# Problem statement
Make an exact copy of all the entries below, with the pictures left out.
++++ Data records
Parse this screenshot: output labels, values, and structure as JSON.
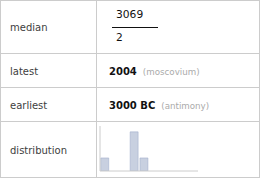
{
  "chart_data": {
    "type": "bar",
    "values": [
      1,
      0,
      0,
      3,
      1,
      0,
      0,
      0,
      0,
      0
    ],
    "color": "#c8d0e0",
    "ylim": [
      0,
      3.45
    ],
    "tick_labels": false,
    "annotations": [
      {
        "label": "median",
        "numerator": "3069",
        "denominator": "2"
      },
      {
        "label": "latest",
        "text": "2004",
        "note": "(moscovium)"
      },
      {
        "label": "earliest",
        "text": "3000 BC",
        "note": "(antimony)"
      },
      {
        "label": "distribution"
      }
    ]
  }
}
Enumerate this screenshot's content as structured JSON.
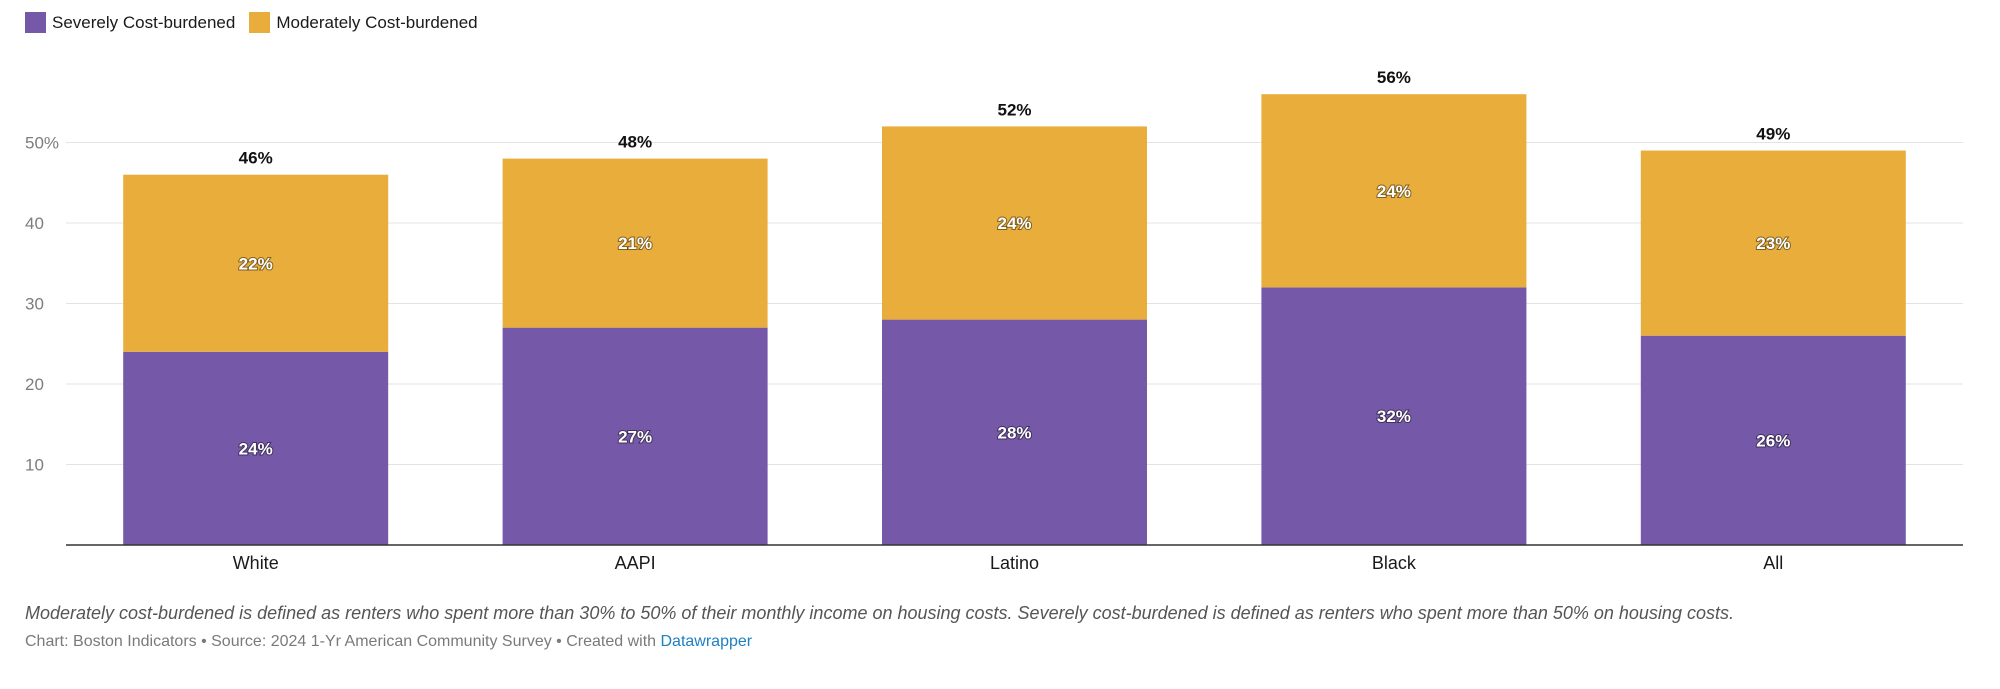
{
  "chart_data": {
    "type": "bar",
    "stacked": true,
    "categories": [
      "White",
      "AAPI",
      "Latino",
      "Black",
      "All"
    ],
    "series": [
      {
        "name": "Severely Cost-burdened",
        "color": "#7558a8",
        "values": [
          24,
          27,
          28,
          32,
          26
        ],
        "labels": [
          "24%",
          "27%",
          "28%",
          "32%",
          "26%"
        ]
      },
      {
        "name": "Moderately Cost-burdened",
        "color": "#e8ad3b",
        "values": [
          22,
          21,
          24,
          24,
          23
        ],
        "labels": [
          "22%",
          "21%",
          "24%",
          "24%",
          "23%"
        ]
      }
    ],
    "totals": [
      "46%",
      "48%",
      "52%",
      "56%",
      "49%"
    ],
    "totals_values": [
      46,
      48,
      52,
      56,
      49
    ],
    "yticks": [
      10,
      20,
      30,
      40,
      50
    ],
    "ytick_labels": [
      "10",
      "20",
      "30",
      "40",
      "50%"
    ],
    "ylim": [
      0,
      56
    ],
    "grid": true,
    "legend_position": "top-left"
  },
  "legend": {
    "severe": "Severely Cost-burdened",
    "moderate": "Moderately Cost-burdened",
    "severe_color": "#7558a8",
    "moderate_color": "#e8ad3b"
  },
  "notes": "Moderately cost-burdened is defined as renters who spent more than 30% to 50% of their monthly income on housing costs. Severely cost-burdened is defined as renters who spent more than 50% on housing costs.",
  "footer": {
    "prefix": "Chart: Boston Indicators • Source: 2024 1-Yr American Community Survey • Created with ",
    "link": "Datawrapper"
  }
}
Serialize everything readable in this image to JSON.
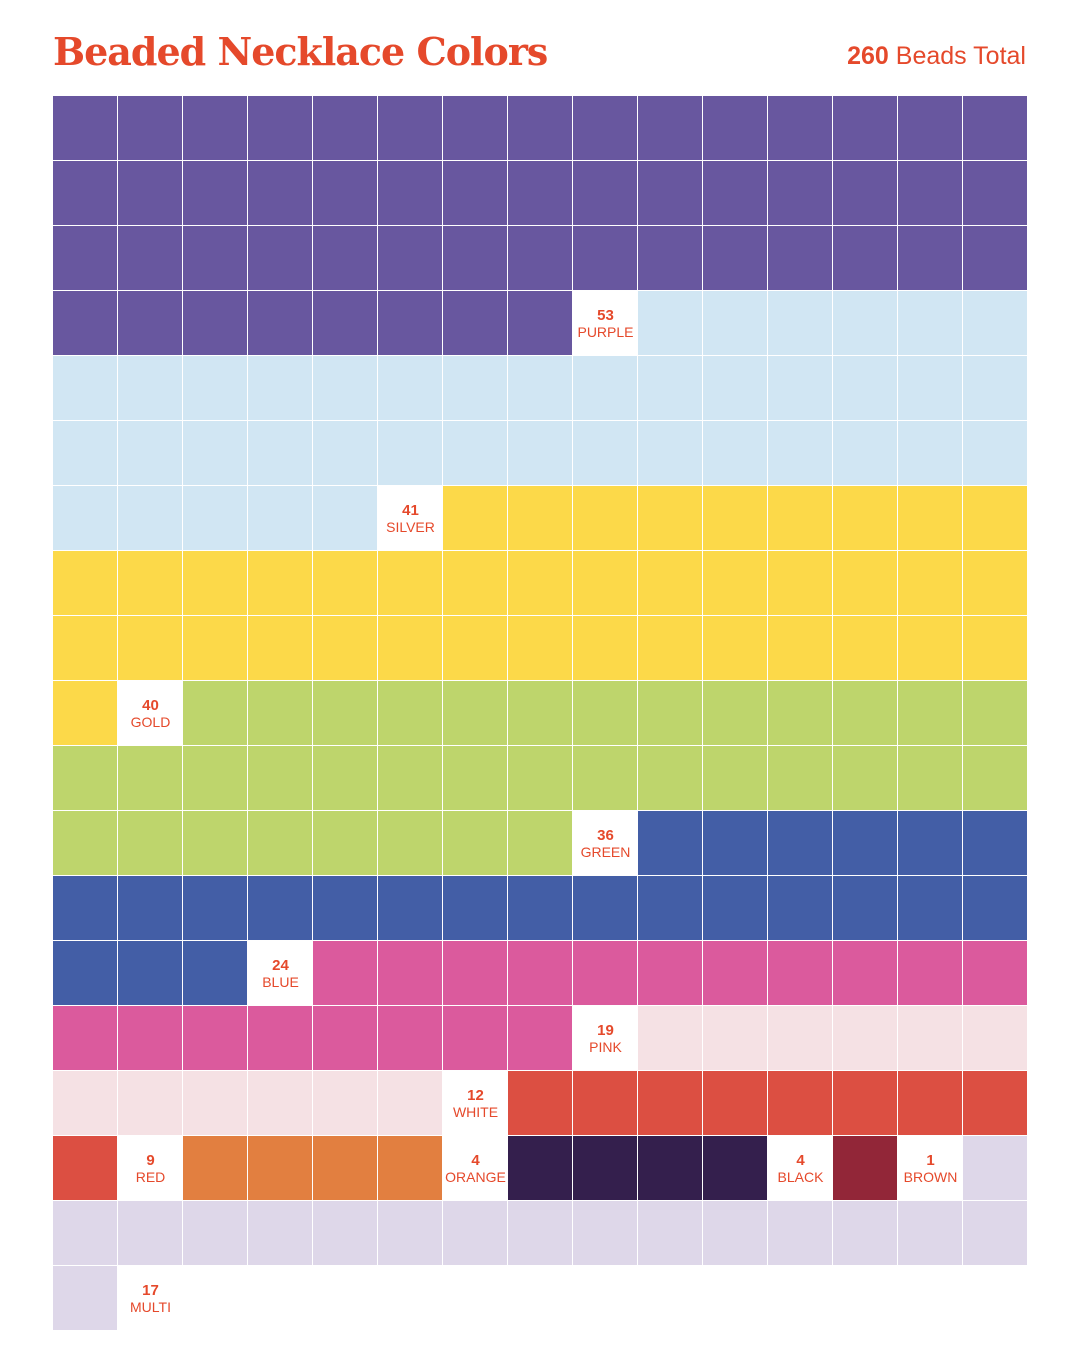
{
  "header": {
    "title": "Beaded Necklace Colors",
    "total_count": "260",
    "total_label": "Beads Total"
  },
  "chart_data": {
    "type": "waffle",
    "title": "Beaded Necklace Colors",
    "subtitle": "260 Beads Total",
    "total": 260,
    "columns": 15,
    "categories": [
      {
        "name": "PURPLE",
        "count": 53,
        "color": "#68579f"
      },
      {
        "name": "SILVER",
        "count": 41,
        "color": "#d1e6f3"
      },
      {
        "name": "GOLD",
        "count": 40,
        "color": "#fcd949"
      },
      {
        "name": "GREEN",
        "count": 36,
        "color": "#bed56c"
      },
      {
        "name": "BLUE",
        "count": 24,
        "color": "#435ea6"
      },
      {
        "name": "PINK",
        "count": 19,
        "color": "#db5a9d"
      },
      {
        "name": "WHITE",
        "count": 12,
        "color": "#f5e1e4"
      },
      {
        "name": "RED",
        "count": 9,
        "color": "#dc4f42"
      },
      {
        "name": "ORANGE",
        "count": 4,
        "color": "#e27f40"
      },
      {
        "name": "BLACK",
        "count": 4,
        "color": "#341f4d"
      },
      {
        "name": "BROWN",
        "count": 1,
        "color": "#922638"
      },
      {
        "name": "MULTI",
        "count": 17,
        "color": "#ded7e9"
      }
    ]
  }
}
++++++++
# Task answer
Parse this screenshot: output labels, values, and structure as JSON.
{
  "chart_data": {
    "type": "bar",
    "values": [
      1,
      0,
      0,
      3,
      1,
      0,
      0,
      0,
      0,
      0
    ],
    "color": "#c8d0e0",
    "ylim": [
      0,
      3.45
    ],
    "tick_labels": false,
    "annotations": [
      {
        "label": "median",
        "numerator": "3069",
        "denominator": "2"
      },
      {
        "label": "latest",
        "text": "2004",
        "note": "(moscovium)"
      },
      {
        "label": "earliest",
        "text": "3000 BC",
        "note": "(antimony)"
      },
      {
        "label": "distribution"
      }
    ]
  }
}
Enumerate this screenshot's content as structured JSON.
{
  "chart_data": {
    "type": "bar",
    "stacked": true,
    "categories": [
      "White",
      "AAPI",
      "Latino",
      "Black",
      "All"
    ],
    "series": [
      {
        "name": "Severely Cost-burdened",
        "color": "#7558a8",
        "values": [
          24,
          27,
          28,
          32,
          26
        ],
        "labels": [
          "24%",
          "27%",
          "28%",
          "32%",
          "26%"
        ]
      },
      {
        "name": "Moderately Cost-burdened",
        "color": "#e8ad3b",
        "values": [
          22,
          21,
          24,
          24,
          23
        ],
        "labels": [
          "22%",
          "21%",
          "24%",
          "24%",
          "23%"
        ]
      }
    ],
    "totals": [
      "46%",
      "48%",
      "52%",
      "56%",
      "49%"
    ],
    "totals_values": [
      46,
      48,
      52,
      56,
      49
    ],
    "yticks": [
      10,
      20,
      30,
      40,
      50
    ],
    "ytick_labels": [
      "10",
      "20",
      "30",
      "40",
      "50%"
    ],
    "ylim": [
      0,
      56
    ],
    "grid": true,
    "legend_position": "top-left"
  },
  "legend": {
    "severe": "Severely Cost-burdened",
    "moderate": "Moderately Cost-burdened",
    "severe_color": "#7558a8",
    "moderate_color": "#e8ad3b"
  },
  "notes": "Moderately cost-burdened is defined as renters who spent more than 30% to 50% of their monthly income on housing costs. Severely cost-burdened is defined as renters who spent more than 50% on housing costs.",
  "footer": {
    "prefix": "Chart: Boston Indicators • Source: 2024 1-Yr American Community Survey • Created with ",
    "link": "Datawrapper"
  }
}
Serialize everything readable in this image to JSON.
{
  "header": {
    "title": "Beaded Necklace Colors",
    "total_count": "260",
    "total_label": "Beads Total"
  },
  "chart_data": {
    "type": "waffle",
    "title": "Beaded Necklace Colors",
    "subtitle": "260 Beads Total",
    "total": 260,
    "columns": 15,
    "categories": [
      {
        "name": "PURPLE",
        "count": 53,
        "color": "#68579f"
      },
      {
        "name": "SILVER",
        "count": 41,
        "color": "#d1e6f3"
      },
      {
        "name": "GOLD",
        "count": 40,
        "color": "#fcd949"
      },
      {
        "name": "GREEN",
        "count": 36,
        "color": "#bed56c"
      },
      {
        "name": "BLUE",
        "count": 24,
        "color": "#435ea6"
      },
      {
        "name": "PINK",
        "count": 19,
        "color": "#db5a9d"
      },
      {
        "name": "WHITE",
        "count": 12,
        "color": "#f5e1e4"
      },
      {
        "name": "RED",
        "count": 9,
        "color": "#dc4f42"
      },
      {
        "name": "ORANGE",
        "count": 4,
        "color": "#e27f40"
      },
      {
        "name": "BLACK",
        "count": 4,
        "color": "#341f4d"
      },
      {
        "name": "BROWN",
        "count": 1,
        "color": "#922638"
      },
      {
        "name": "MULTI",
        "count": 17,
        "color": "#ded7e9"
      }
    ]
  }
}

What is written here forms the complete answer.